§ **REQUIREMENT**: Wherever the word "Acad" occurs in the lines below, copy the whole line.
(Beginning of EXERCISE INPUTS)
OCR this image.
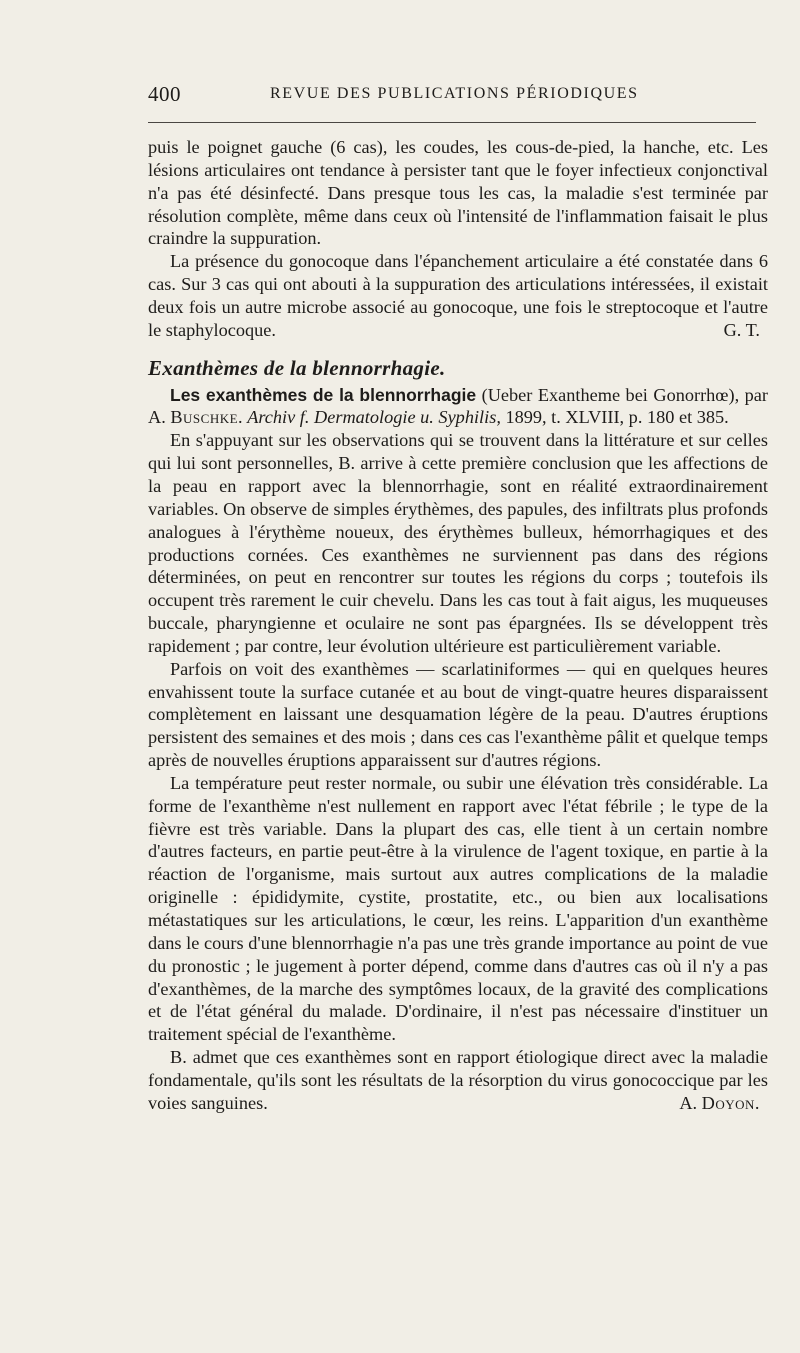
400	REVUE DES PUBLICATIONS PÉRIODIQUES

puis le poignet gauche (6 cas), les coudes, les cous-de-pied, la hanche, etc. Les lésions articulaires ont tendance à persister tant que le foyer infectieux conjonctival n'a pas été désinfecté. Dans presque tous les cas, la maladie s'est terminée par résolution complète, même dans ceux où l'intensité de l'inflammation faisait le plus craindre la suppuration.

La présence du gonocoque dans l'épanchement articulaire a été constatée dans 6 cas. Sur 3 cas qui ont abouti à la suppuration des articulations intéressées, il existait deux fois un autre microbe associé au gonocoque, une fois le streptocoque et l'autre le staphylocoque.	G. T.

Exanthèmes de la blennorrhagie.

Les exanthèmes de la blennorrhagie (Ueber Exantheme bei Gonorrhœ), par A. Buschke. Archiv f. Dermatologie u. Syphilis, 1899, t. XLVIII, p. 180 et 385.

En s'appuyant sur les observations qui se trouvent dans la littérature et sur celles qui lui sont personnelles, B. arrive à cette première conclusion que les affections de la peau en rapport avec la blennorrhagie, sont en réalité extraordinairement variables. On observe de simples érythèmes, des papules, des infiltrats plus profonds analogues à l'érythème noueux, des érythèmes bulleux, hémorrhagiques et des productions cornées. Ces exanthèmes ne surviennent pas dans des régions déterminées, on peut en rencontrer sur toutes les régions du corps ; toutefois ils occupent très rarement le cuir chevelu. Dans les cas tout à fait aigus, les muqueuses buccale, pharyngienne et oculaire ne sont pas épargnées. Ils se développent très rapidement ; par contre, leur évolution ultérieure est particulièrement variable.

Parfois on voit des exanthèmes — scarlatiniformes — qui en quelques heures envahissent toute la surface cutanée et au bout de vingt-quatre heures disparaissent complètement en laissant une desquamation légère de la peau. D'autres éruptions persistent des semaines et des mois ; dans ces cas l'exanthème pâlit et quelque temps après de nouvelles éruptions apparaissent sur d'autres régions.

La température peut rester normale, ou subir une élévation très considérable. La forme de l'exanthème n'est nullement en rapport avec l'état fébrile ; le type de la fièvre est très variable. Dans la plupart des cas, elle tient à un certain nombre d'autres facteurs, en partie peut-être à la virulence de l'agent toxique, en partie à la réaction de l'organisme, mais surtout aux autres complications de la maladie originelle : épididymite, cystite, prostatite, etc., ou bien aux localisations métastatiques sur les articulations, le cœur, les reins. L'apparition d'un exanthème dans le cours d'une blennorrhagie n'a pas une très grande importance au point de vue du pronostic ; le jugement à porter dépend, comme dans d'autres cas où il n'y a pas d'exanthèmes, de la marche des symptômes locaux, de la gravité des complications et de l'état général du malade. D'ordinaire, il n'est pas nécessaire d'instituer un traitement spécial de l'exanthème.

B. admet que ces exanthèmes sont en rapport étiologique direct avec la maladie fondamentale, qu'ils sont les résultats de la résorption du virus gonococcique par les voies sanguines.	A. Doyon.
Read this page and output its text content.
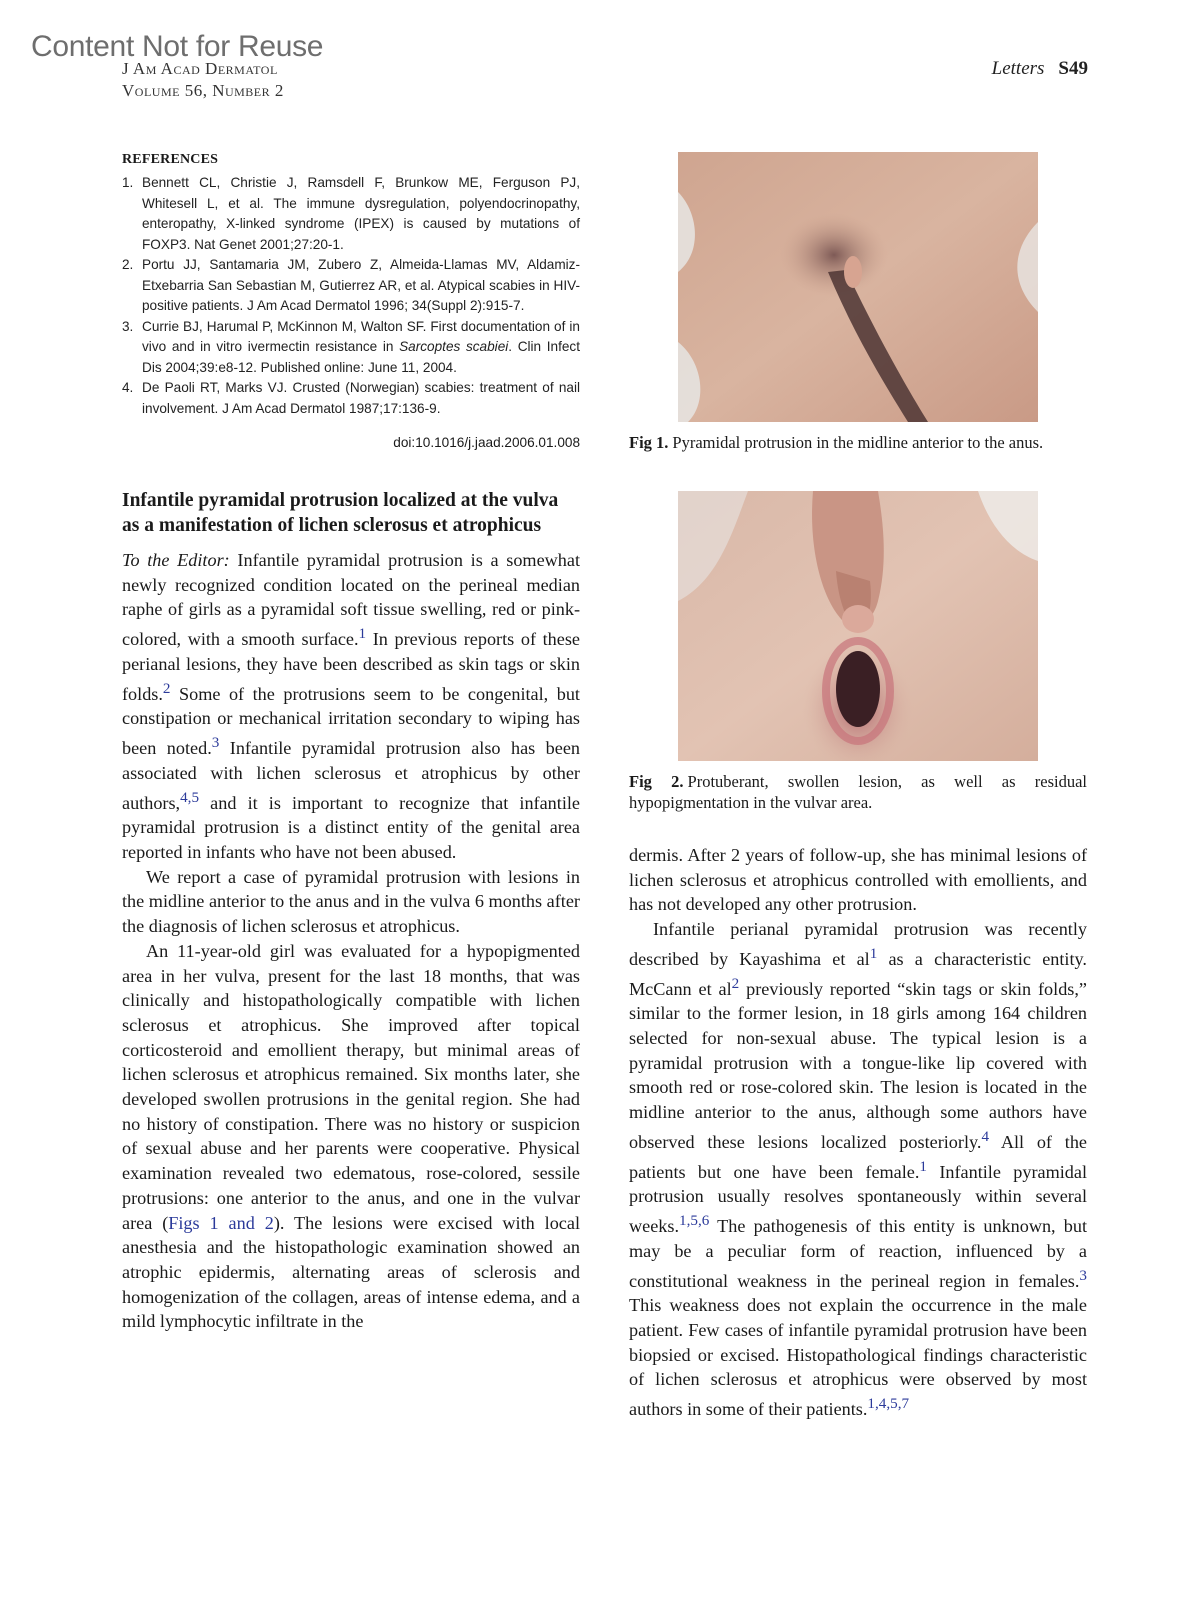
Content Not for Reuse
J Am Acad Dermatol
Volume 56, Number 2
Letters S49
REFERENCES
1. Bennett CL, Christie J, Ramsdell F, Brunkow ME, Ferguson PJ, Whitesell L, et al. The immune dysregulation, polyendocrinopathy, enteropathy, X-linked syndrome (IPEX) is caused by mutations of FOXP3. Nat Genet 2001;27:20-1.
2. Portu JJ, Santamaria JM, Zubero Z, Almeida-Llamas MV, Aldamiz-Etxebarria San Sebastian M, Gutierrez AR, et al. Atypical scabies in HIV-positive patients. J Am Acad Dermatol 1996; 34(Suppl 2):915-7.
3. Currie BJ, Harumal P, McKinnon M, Walton SF. First documentation of in vivo and in vitro ivermectin resistance in Sarcoptes scabiei. Clin Infect Dis 2004;39:e8-12. Published online: June 11, 2004.
4. De Paoli RT, Marks VJ. Crusted (Norwegian) scabies: treatment of nail involvement. J Am Acad Dermatol 1987;17:136-9.
doi:10.1016/j.jaad.2006.01.008
Infantile pyramidal protrusion localized at the vulva as a manifestation of lichen sclerosus et atrophicus

To the Editor: Infantile pyramidal protrusion is a somewhat newly recognized condition located on the perineal median raphe of girls as a pyramidal soft tissue swelling, red or pink-colored, with a smooth surface.$^1$ In previous reports of these perianal lesions, they have been described as skin tags or skin folds.$^2$ Some of the protrusions seem to be congenital, but constipation or mechanical irritation secondary to wiping has been noted.$^3$ Infantile pyramidal protrusion also has been associated with lichen sclerosus et atrophicus by other authors,$^{4,5}$ and it is important to recognize that infantile pyramidal protrusion is a distinct entity of the genital area reported in infants who have not been abused.

We report a case of pyramidal protrusion with lesions in the midline anterior to the anus and in the vulva 6 months after the diagnosis of lichen sclerosus et atrophicus.

An 11-year-old girl was evaluated for a hypopigmented area in her vulva, present for the last 18 months, that was clinically and histopathologically compatible with lichen sclerosus et atrophicus. She improved after topical corticosteroid and emollient therapy, but minimal areas of lichen sclerosus et atrophicus remained. Six months later, she developed swollen protrusions in the genital region. She had no history of constipation. There was no history or suspicion of sexual abuse and her parents were cooperative. Physical examination revealed two edematous, rose-colored, sessile protrusions: one anterior to the anus, and one in the vulvar area (Figs 1 and 2). The lesions were excised with local anesthesia and the histopathologic examination showed an atrophic epidermis, alternating areas of sclerosis and homogenization of the collagen, areas of intense edema, and a mild lymphocytic infiltrate in the

Fig 1. Pyramidal protrusion in the midline anterior to the anus.
Fig 2. Protuberant, swollen lesion, as well as residual hypopigmentation in the vulvar area.

dermis. After 2 years of follow-up, she has minimal lesions of lichen sclerosus et atrophicus controlled with emollients, and has not developed any other protrusion.

Infantile perianal pyramidal protrusion was recently described by Kayashima et $al^1$ as a characteristic entity. McCann et $al^2$ previously reported “skin tags or skin folds,” similar to the former lesion, in 18 girls among 164 children selected for non-sexual abuse. The typical lesion is a pyramidal protrusion with a tongue-like lip covered with smooth red or rose-colored skin. The lesion is located in the midline anterior to the anus, although some authors have observed these lesions localized posteriorly.$^4$ All of the patients but one have been female.$^1$ Infantile pyramidal protrusion usually resolves spontaneously within several weeks.$^{1,5,6}$ The pathogenesis of this entity is unknown, but may be a peculiar form of reaction, influenced by a constitutional weakness in the perineal region in females.$^3$ This weakness does not explain the occurrence in the male patient. Few cases of infantile pyramidal protrusion have been biopsied or excised. Histopathological findings characteristic of lichen sclerosus et atrophicus were observed by most authors in some of their patients.$^{1,4,5,7}$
(End of EXERCISE INPUTS)
§ **EXPECTED ANSWER**:
J Am Acad Dermatol
2. Portu JJ, Santamaria JM, Zubero Z, Almeida-Llamas MV, Aldamiz-Etxebarria San Sebastian M, Gutierrez AR, et al. Atypical scabies in HIV-positive patients. J Am Acad Dermatol 1996; 34(Suppl 2):915-7.
4. De Paoli RT, Marks VJ. Crusted (Norwegian) scabies: treatment of nail involvement. J Am Acad Dermatol 1987;17:136-9.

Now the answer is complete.